⟨

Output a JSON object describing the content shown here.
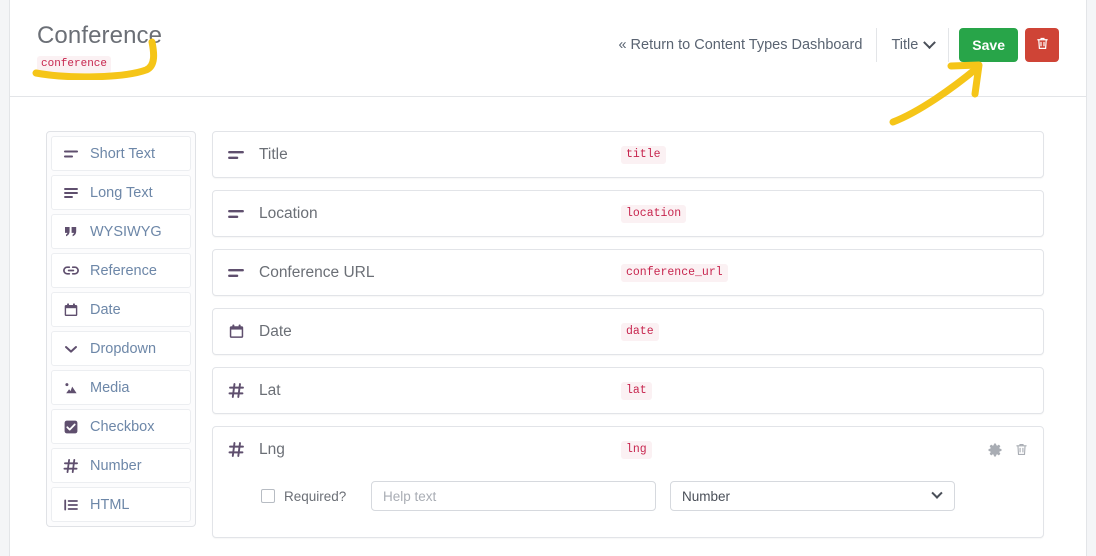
{
  "header": {
    "title": "Conference",
    "slug": "conference",
    "return_link": "« Return to Content Types Dashboard",
    "title_select": "Title",
    "save_label": "Save",
    "delete_icon": "trash-icon",
    "chevron_icon": "chevron-down-icon",
    "save_color": "#28a549",
    "delete_color": "#cf4436"
  },
  "sidebar": {
    "items": [
      {
        "label": "Short Text",
        "icon": "short-text-icon"
      },
      {
        "label": "Long Text",
        "icon": "long-text-icon"
      },
      {
        "label": "WYSIWYG",
        "icon": "quote-icon"
      },
      {
        "label": "Reference",
        "icon": "link-icon"
      },
      {
        "label": "Date",
        "icon": "calendar-icon"
      },
      {
        "label": "Dropdown",
        "icon": "chevron-down-icon"
      },
      {
        "label": "Media",
        "icon": "image-icon"
      },
      {
        "label": "Checkbox",
        "icon": "checkbox-icon"
      },
      {
        "label": "Number",
        "icon": "hash-icon"
      },
      {
        "label": "HTML",
        "icon": "list-icon"
      }
    ]
  },
  "fields": [
    {
      "label": "Title",
      "slug": "title",
      "icon": "short-text-icon",
      "expanded": false
    },
    {
      "label": "Location",
      "slug": "location",
      "icon": "short-text-icon",
      "expanded": false
    },
    {
      "label": "Conference URL",
      "slug": "conference_url",
      "icon": "short-text-icon",
      "expanded": false
    },
    {
      "label": "Date",
      "slug": "date",
      "icon": "calendar-icon",
      "expanded": false
    },
    {
      "label": "Lat",
      "slug": "lat",
      "icon": "hash-icon",
      "expanded": false
    },
    {
      "label": "Lng",
      "slug": "lng",
      "icon": "hash-icon",
      "expanded": true
    }
  ],
  "expanded_field": {
    "required_label": "Required?",
    "required_checked": false,
    "help_placeholder": "Help text",
    "help_value": "",
    "type_value": "Number",
    "settings_icon": "gear-icon",
    "delete_icon": "trash-icon"
  },
  "annotations": {
    "title_underline": "yellow-hook-underline",
    "save_arrow": "yellow-arrow-to-save",
    "color": "#f5c518"
  },
  "slug_badge_color": "#c7254e"
}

⟩

## STATED GOAL
Transcribe all the records above word for word, without their images.

## FINISHED ANSWER
Output a JSON object describing the content shown here.
{
  "header": {
    "title": "Conference",
    "slug": "conference",
    "return_link": "« Return to Content Types Dashboard",
    "title_select": "Title",
    "save_label": "Save",
    "delete_icon": "trash-icon",
    "chevron_icon": "chevron-down-icon",
    "save_color": "#28a549",
    "delete_color": "#cf4436"
  },
  "sidebar": {
    "items": [
      {
        "label": "Short Text",
        "icon": "short-text-icon"
      },
      {
        "label": "Long Text",
        "icon": "long-text-icon"
      },
      {
        "label": "WYSIWYG",
        "icon": "quote-icon"
      },
      {
        "label": "Reference",
        "icon": "link-icon"
      },
      {
        "label": "Date",
        "icon": "calendar-icon"
      },
      {
        "label": "Dropdown",
        "icon": "chevron-down-icon"
      },
      {
        "label": "Media",
        "icon": "image-icon"
      },
      {
        "label": "Checkbox",
        "icon": "checkbox-icon"
      },
      {
        "label": "Number",
        "icon": "hash-icon"
      },
      {
        "label": "HTML",
        "icon": "list-icon"
      }
    ]
  },
  "fields": [
    {
      "label": "Title",
      "slug": "title",
      "icon": "short-text-icon",
      "expanded": false
    },
    {
      "label": "Location",
      "slug": "location",
      "icon": "short-text-icon",
      "expanded": false
    },
    {
      "label": "Conference URL",
      "slug": "conference_url",
      "icon": "short-text-icon",
      "expanded": false
    },
    {
      "label": "Date",
      "slug": "date",
      "icon": "calendar-icon",
      "expanded": false
    },
    {
      "label": "Lat",
      "slug": "lat",
      "icon": "hash-icon",
      "expanded": false
    },
    {
      "label": "Lng",
      "slug": "lng",
      "icon": "hash-icon",
      "expanded": true
    }
  ],
  "expanded_field": {
    "required_label": "Required?",
    "required_checked": false,
    "help_placeholder": "Help text",
    "help_value": "",
    "type_value": "Number",
    "settings_icon": "gear-icon",
    "delete_icon": "trash-icon"
  },
  "annotations": {
    "title_underline": "yellow-hook-underline",
    "save_arrow": "yellow-arrow-to-save",
    "color": "#f5c518"
  },
  "slug_badge_color": "#c7254e"
}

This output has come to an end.